• WORK TASK A
Repeat the stretch of the Everllence text from "Engines such as" through "TotalEnergies and ArcelorMittal.", word for word.
• WORK TASK B
Answer these questions using the Everllence text:
(i) To how many engines a year does Everllence plan to raise its annual output?
(ii) How many tonnes of goods did the Grand Maritime Port of Nantes–Saint‑Nazaire handle in 2025?
(iii) How much money does the ZIBaC Loire Estuary programme earmark for projects?

• TEXT SECTION

########################################

Everllence also intends to convert more of these XXL engines to run on liquid fuels derived from biomass. In many cases, that route is faster and less costly than commissioning new ships, while still achieving meaningful reductions in emissions.
Retrofitting a 320‑tonne engine to burn biomass‑based fuels can, in some cases, reduce lifecycle emissions at far lower cost than building a brand‑new low‑carbon vessel.
Demand is already translating into higher activity in Saint‑Nazaire. Everllence plans to lift annual output from 48 to 72 engines, adding roughly 24 units per year as early as 2025. That scale‑up gives the French site a significant global role in helping shipping meet rapidly tightening climate expectations.
What “biomass‑based marine fuels” actually covers
“Biofuel” is an umbrella term that can describe very different products. In marine use, it can include fuels derived from used cooking oils (such as HVO) as well as advanced bio‑oils produced from forestry residues or agricultural waste. The real climate benefit depends heavily on how the feedstock is sourced and how the fuel is processed.
Typical deployment pathways include:
- Short term: blending biofuels with conventional marine diesel to cut emissions without modifying hardware.
- Medium term: retrofitting engines and fuel systems so vessels run predominantly on biofuels or biomethane.
- Long term: switching to synthetic fuels such as e‑methanol or e‑ammonia, produced using renewable electricity.
Engines such as the 51/60DF are often described as bridge technologies: they can operate on different mixes while regulators, ports and fuel suppliers determine which low‑carbon options can scale quickest.
Saint‑Nazaire: an Atlantic energy crossroads
An industrial platform connected to global trade
Everllence operates within a dense industrial and port cluster. The Grand Maritime Port of Nantes–Saint‑Nazaire handled 26.4 million tonnes of goods in 2025, up 2.6% year on year. Around 18 million tonnes were energy‑related flows, including oil and liquefied natural gas.
Approximately 3,068 ships call at the port annually, supporting about 28,700 direct jobs across 1,460 hectares. Saint‑Nazaire also hosts the well‑known Atlantic Shipyards and major industrial customers such as EDF, TotalEnergies and ArcelorMittal.
Everllence benefits from its own quay for loading 48/60 and 51/60 engines, with individual units reaching up to 320 tonnes. Very few locations worldwide can manufacture, test and ship equipment of this size in one integrated setting.
The plant also links to France’s France 2030 industrial strategy via the ZIBaC Loire Estuary programme, which earmarks €8.2 million for projects spanning hydrogen, carbon capture and biofuels. This provides a local platform to trial future low‑carbon solutions around the engines themselves-covering fuel logistics, storage and integration into port energy systems.

########################################

(Records from a collection)
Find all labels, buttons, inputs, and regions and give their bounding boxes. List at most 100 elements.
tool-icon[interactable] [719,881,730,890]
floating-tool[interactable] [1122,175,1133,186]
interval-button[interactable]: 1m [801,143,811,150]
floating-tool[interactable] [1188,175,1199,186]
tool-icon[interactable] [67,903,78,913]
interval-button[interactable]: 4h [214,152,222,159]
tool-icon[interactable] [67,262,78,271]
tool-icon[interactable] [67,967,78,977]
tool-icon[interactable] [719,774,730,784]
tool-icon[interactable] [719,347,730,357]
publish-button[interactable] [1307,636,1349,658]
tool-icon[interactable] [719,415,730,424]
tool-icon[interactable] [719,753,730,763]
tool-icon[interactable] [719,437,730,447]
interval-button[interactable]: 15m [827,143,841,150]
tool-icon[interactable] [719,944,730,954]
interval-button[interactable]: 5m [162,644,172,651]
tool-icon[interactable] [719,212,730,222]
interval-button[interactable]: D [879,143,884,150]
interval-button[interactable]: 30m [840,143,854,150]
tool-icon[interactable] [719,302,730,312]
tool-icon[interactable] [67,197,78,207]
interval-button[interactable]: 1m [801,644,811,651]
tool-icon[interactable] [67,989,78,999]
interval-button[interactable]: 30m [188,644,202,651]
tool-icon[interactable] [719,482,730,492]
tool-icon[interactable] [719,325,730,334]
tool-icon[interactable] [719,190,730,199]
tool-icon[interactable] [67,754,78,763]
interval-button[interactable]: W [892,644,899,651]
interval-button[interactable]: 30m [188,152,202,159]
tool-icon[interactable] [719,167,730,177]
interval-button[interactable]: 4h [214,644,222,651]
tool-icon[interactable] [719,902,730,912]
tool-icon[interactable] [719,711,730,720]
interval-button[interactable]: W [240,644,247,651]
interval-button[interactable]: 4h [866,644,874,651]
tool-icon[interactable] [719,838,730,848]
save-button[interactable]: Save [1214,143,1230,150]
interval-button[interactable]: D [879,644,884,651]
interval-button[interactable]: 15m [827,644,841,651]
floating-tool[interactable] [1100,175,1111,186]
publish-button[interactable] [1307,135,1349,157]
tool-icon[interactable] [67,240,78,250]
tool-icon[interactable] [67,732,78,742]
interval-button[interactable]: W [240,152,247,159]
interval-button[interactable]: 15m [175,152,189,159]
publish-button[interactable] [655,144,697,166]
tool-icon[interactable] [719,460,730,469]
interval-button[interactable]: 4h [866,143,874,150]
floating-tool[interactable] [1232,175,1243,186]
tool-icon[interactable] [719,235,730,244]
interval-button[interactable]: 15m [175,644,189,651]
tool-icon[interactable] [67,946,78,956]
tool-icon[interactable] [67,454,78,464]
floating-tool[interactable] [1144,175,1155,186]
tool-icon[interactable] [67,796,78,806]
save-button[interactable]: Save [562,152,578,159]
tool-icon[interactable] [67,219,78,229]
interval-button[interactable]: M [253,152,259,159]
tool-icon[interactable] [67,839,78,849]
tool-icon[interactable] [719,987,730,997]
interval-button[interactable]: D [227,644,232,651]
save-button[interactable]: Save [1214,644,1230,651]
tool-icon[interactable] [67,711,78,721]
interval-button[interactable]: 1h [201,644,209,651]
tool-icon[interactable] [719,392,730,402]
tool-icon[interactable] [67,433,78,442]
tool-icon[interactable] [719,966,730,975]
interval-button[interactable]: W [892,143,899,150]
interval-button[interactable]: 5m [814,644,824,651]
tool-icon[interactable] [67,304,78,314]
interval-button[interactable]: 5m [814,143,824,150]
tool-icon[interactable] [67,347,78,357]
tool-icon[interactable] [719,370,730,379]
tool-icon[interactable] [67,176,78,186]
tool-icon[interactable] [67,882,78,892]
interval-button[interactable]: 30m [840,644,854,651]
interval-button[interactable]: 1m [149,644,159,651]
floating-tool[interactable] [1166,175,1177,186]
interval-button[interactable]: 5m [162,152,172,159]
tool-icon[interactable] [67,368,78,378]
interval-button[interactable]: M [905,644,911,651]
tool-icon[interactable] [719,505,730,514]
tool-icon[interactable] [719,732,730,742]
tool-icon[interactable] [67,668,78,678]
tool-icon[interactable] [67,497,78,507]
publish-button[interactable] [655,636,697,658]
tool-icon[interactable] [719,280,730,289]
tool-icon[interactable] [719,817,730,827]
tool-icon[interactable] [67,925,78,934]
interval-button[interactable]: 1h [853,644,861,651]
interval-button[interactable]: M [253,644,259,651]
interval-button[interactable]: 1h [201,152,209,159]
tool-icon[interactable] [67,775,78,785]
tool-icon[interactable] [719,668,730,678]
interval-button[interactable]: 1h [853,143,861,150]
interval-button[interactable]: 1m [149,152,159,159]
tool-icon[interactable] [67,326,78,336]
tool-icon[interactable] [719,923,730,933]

########################################

• WRITTEN ANSWER A
Engines such as the 51/60DF are often described as bridge technologies: they can operate on different mixes while regulators, ports and fuel suppliers determine which low‑carbon options can scale quickest.
Saint‑Nazaire: an Atlantic energy crossroads
An industrial platform connected to global trade
Everllence operates within a dense industrial and port cluster. The Grand Maritime Port of Nantes–Saint‑Nazaire handled 26.4 million tonnes of goods in 2025, up 2.6% year on year. Around 18 million tonnes were energy‑related flows, including oil and liquefied natural gas.
Approximately 3,068 ships call at the port annually, supporting about 28,700 direct jobs across 1,460 hectares. Saint‑Nazaire also hosts the well‑known Atlantic Shipyards and major industrial customers such as EDF, TotalEnergies and ArcelorMittal.

• WRITTEN ANSWER B
(i) 72 engines
(ii) 26.4 million tonnes
(iii) €8.2 million